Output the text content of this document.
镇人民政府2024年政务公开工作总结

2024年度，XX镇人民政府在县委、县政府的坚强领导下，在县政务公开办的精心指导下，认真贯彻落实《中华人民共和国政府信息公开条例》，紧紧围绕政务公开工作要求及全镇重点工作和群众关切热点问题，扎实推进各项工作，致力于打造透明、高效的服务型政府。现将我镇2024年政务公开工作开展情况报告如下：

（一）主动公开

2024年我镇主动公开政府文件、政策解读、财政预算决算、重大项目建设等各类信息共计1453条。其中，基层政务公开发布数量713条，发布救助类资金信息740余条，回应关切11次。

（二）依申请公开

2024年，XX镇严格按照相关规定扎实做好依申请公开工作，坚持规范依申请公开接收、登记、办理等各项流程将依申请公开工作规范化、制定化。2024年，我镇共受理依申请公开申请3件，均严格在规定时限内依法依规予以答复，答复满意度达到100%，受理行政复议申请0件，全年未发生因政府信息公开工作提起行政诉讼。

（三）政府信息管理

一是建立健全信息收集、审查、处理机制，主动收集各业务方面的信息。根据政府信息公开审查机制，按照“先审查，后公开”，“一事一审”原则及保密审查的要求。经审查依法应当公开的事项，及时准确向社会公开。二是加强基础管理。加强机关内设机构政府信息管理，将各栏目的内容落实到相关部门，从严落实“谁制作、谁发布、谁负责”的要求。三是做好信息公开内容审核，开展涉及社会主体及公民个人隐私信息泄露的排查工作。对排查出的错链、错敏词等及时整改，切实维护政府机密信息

◆ ◆ ◆ ◆ ◆

Please repeat the listing above in full and exactly.

• _Complete response_
Output the text content of this document.
镇人民政府2024年政务公开工作总结

2024年度，XX镇人民政府在县委、县政府的坚强领导下，在县政务公开办的精心指导下，认真贯彻落实《中华人民共和国政府信息公开条例》，紧紧围绕政务公开工作要求及全镇重点工作和群众关切热点问题，扎实推进各项工作，致力于打造透明、高效的服务型政府。现将我镇2024年政务公开工作开展情况报告如下：

（一）主动公开

2024年我镇主动公开政府文件、政策解读、财政预算决算、重大项目建设等各类信息共计1453条。其中，基层政务公开发布数量713条，发布救助类资金信息740余条，回应关切11次。

（二）依申请公开

2024年，XX镇严格按照相关规定扎实做好依申请公开工作，坚持规范依申请公开接收、登记、办理等各项流程将依申请公开工作规范化、制定化。2024年，我镇共受理依申请公开申请3件，均严格在规定时限内依法依规予以答复，答复满意度达到100%，受理行政复议申请0件，全年未发生因政府信息公开工作提起行政诉讼。

（三）政府信息管理

一是建立健全信息收集、审查、处理机制，主动收集各业务方面的信息。根据政府信息公开审查机制，按照“先审查，后公开”，“一事一审”原则及保密审查的要求。经审查依法应当公开的事项，及时准确向社会公开。二是加强基础管理。加强机关内设机构政府信息管理，将各栏目的内容落实到相关部门，从严落实“谁制作、谁发布、谁负责”的要求。三是做好信息公开内容审核，开展涉及社会主体及公民个人隐私信息泄露的排查工作。对排查出的错链、错敏词等及时整改，切实维护政府机密信息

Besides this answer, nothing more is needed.